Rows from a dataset
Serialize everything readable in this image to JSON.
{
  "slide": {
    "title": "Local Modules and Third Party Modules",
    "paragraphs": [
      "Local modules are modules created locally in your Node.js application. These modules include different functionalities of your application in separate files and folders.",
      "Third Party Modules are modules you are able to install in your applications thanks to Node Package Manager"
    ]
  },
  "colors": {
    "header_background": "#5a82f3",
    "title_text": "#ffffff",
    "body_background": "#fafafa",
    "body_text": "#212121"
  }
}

■ **GIVEN REQUEST**
Copy each entry exactly, with nothing added or dropped.

■ **THE RESPONSE**
Serialize everything readable in this image to JSON.
{
  "slide": {
    "title": "Local Modules and Third Party Modules",
    "paragraphs": [
      "Local modules are modules created locally in your Node.js application. These modules include different functionalities of your application in separate files and folders.",
      "Third Party Modules are modules you are able to install in your applications thanks to Node Package Manager"
    ]
  },
  "colors": {
    "header_background": "#5a82f3",
    "title_text": "#ffffff",
    "body_background": "#fafafa",
    "body_text": "#212121"
  }
}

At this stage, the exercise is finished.